Smith’s dermatologist, Noëlle Sherber, says Smith is part of a new wave in plastic surgery: people seeking to permanently alter their faces, inspired by touched-up or filtered photos of themselves.

“I have a lot of millennials as part of my practice,” she told me. “Most of the time, they want to talk about how they appear in their edited photos. And they are looking to explore options of how to translate that into reality.”

Sherber, who runs a DC dermatology and plastic surgery practice with her husband, says these patients have become accustomed to seeing their faces in a digitally altered state. They blur imperfections, plump their lips, thin out their noses, and brighten their skin — or sometimes go even further, enlarging their eyes and changing the proportions of their face.

They often forget that the images on their smartphone aren’t reality, that there’s a big difference between making a nose or chin look smaller on camera and moving bone or tissue with surgery, Sherber says.

“Some of the changes they are making to their faces are not achievable,” she added. “We can’t do that in real life. And if they really can’t be made to match that, they will be inherently disappointed.”

In other words, the edited and filtered photos create an alternate reality, and, along with it, unrealistic expectations about how people should look — and what cosmetic treatments can do for them. And doctors are increasingly warning that this may also be fueling a disturbing psychological phenomenon: “Snapchat dysmorphia.”

+ + + +

-- EXERCISE --
Print the whole text about edited photos and plastic surgery word for word. You won't need the rows that come after this.

+ + + +

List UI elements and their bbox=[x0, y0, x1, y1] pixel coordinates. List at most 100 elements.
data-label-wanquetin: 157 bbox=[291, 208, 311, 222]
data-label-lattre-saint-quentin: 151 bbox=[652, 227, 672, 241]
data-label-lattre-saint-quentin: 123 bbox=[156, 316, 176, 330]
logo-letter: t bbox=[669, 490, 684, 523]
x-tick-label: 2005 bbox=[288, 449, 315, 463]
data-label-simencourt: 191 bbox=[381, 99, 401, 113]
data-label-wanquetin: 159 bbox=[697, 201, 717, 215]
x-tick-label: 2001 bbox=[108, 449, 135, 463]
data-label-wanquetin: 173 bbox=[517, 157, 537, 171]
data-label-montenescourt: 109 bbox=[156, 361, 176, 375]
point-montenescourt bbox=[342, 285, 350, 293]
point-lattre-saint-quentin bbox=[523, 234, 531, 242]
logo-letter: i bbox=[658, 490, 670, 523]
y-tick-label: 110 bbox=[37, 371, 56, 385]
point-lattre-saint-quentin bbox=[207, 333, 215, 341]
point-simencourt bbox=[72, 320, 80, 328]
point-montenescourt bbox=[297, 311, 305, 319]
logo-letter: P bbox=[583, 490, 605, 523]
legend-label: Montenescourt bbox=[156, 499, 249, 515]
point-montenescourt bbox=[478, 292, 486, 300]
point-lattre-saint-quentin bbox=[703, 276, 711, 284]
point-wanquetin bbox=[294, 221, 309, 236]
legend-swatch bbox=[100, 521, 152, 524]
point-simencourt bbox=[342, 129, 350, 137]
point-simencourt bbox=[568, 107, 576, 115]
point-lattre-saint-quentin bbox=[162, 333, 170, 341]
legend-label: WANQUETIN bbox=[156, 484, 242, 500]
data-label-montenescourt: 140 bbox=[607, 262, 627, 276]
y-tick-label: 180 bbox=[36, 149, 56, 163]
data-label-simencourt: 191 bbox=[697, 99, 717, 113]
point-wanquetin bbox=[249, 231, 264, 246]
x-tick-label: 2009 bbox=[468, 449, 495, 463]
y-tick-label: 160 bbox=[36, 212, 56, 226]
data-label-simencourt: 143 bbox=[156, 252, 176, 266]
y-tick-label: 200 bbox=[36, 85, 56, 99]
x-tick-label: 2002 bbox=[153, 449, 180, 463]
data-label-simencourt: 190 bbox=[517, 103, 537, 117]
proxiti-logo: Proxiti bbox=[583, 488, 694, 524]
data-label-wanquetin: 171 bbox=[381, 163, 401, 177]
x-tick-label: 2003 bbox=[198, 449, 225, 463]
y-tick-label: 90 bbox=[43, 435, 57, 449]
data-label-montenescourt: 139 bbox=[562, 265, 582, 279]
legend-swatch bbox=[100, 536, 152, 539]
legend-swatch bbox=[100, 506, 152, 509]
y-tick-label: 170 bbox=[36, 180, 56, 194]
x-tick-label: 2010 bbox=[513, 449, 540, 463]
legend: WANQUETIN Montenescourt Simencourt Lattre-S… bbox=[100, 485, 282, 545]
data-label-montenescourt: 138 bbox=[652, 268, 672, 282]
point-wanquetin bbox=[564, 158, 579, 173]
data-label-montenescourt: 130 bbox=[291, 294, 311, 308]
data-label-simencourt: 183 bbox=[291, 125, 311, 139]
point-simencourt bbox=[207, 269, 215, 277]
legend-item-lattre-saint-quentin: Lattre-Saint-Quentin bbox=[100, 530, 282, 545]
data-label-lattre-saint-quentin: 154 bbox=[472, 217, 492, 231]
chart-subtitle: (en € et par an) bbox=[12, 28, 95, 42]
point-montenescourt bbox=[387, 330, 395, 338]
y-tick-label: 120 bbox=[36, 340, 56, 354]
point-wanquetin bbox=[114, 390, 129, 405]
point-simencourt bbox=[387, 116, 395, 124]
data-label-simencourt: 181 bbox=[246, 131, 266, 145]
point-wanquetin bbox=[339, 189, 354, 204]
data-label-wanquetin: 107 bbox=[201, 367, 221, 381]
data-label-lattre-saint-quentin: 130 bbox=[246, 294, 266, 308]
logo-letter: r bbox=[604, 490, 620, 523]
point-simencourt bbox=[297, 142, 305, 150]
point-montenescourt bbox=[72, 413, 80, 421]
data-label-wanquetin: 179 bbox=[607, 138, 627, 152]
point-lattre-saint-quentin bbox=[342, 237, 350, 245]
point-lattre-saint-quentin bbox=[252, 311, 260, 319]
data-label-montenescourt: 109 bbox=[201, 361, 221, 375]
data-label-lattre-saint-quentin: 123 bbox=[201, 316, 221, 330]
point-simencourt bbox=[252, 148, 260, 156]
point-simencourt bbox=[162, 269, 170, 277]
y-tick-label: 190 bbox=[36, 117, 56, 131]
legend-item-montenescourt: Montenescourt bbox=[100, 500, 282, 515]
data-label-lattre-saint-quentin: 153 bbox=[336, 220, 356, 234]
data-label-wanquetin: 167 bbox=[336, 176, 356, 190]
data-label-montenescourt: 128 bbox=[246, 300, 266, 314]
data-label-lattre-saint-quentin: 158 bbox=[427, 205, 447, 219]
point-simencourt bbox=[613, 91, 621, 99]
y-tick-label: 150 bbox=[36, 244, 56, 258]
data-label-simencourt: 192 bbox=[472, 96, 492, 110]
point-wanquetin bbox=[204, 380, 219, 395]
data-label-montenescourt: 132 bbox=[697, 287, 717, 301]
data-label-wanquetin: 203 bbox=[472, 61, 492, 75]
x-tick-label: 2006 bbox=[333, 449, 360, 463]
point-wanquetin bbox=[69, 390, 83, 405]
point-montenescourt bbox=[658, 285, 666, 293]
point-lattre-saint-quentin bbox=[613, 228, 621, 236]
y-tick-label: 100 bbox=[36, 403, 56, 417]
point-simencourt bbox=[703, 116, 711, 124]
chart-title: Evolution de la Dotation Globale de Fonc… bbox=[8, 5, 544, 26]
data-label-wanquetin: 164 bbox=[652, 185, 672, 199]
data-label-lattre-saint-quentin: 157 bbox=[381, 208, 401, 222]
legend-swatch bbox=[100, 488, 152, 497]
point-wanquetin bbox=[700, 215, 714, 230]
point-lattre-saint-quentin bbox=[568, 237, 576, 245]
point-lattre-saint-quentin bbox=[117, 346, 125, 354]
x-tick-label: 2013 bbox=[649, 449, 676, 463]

+ + + +

-- ANSWER SPACE --
Smith’s dermatologist, Noëlle Sherber, says Smith is part of a new wave in plastic surgery: people seeking to permanently alter their faces, inspired by touched-up or filtered photos of themselves.

“I have a lot of millennials as part of my practice,” she told me. “Most of the time, they want to talk about how they appear in their edited photos. And they are looking to explore options of how to translate that into reality.”

Sherber, who runs a DC dermatology and plastic surgery practice with her husband, says these patients have become accustomed to seeing their faces in a digitally altered state. They blur imperfections, plump their lips, thin out their noses, and brighten their skin — or sometimes go even further, enlarging their eyes and changing the proportions of their face.

They often forget that the images on their smartphone aren’t reality, that there’s a big difference between making a nose or chin look smaller on camera and moving bone or tissue with surgery, Sherber says.

“Some of the changes they are making to their faces are not achievable,” she added. “We can’t do that in real life. And if they really can’t be made to match that, they will be inherently disappointed.”

In other words, the edited and filtered photos create an alternate reality, and, along with it, unrealistic expectations about how people should look — and what cosmetic treatments can do for them. And doctors are increasingly warning that this may also be fueling a disturbing psychological phenomenon: “Snapchat dysmorphia.”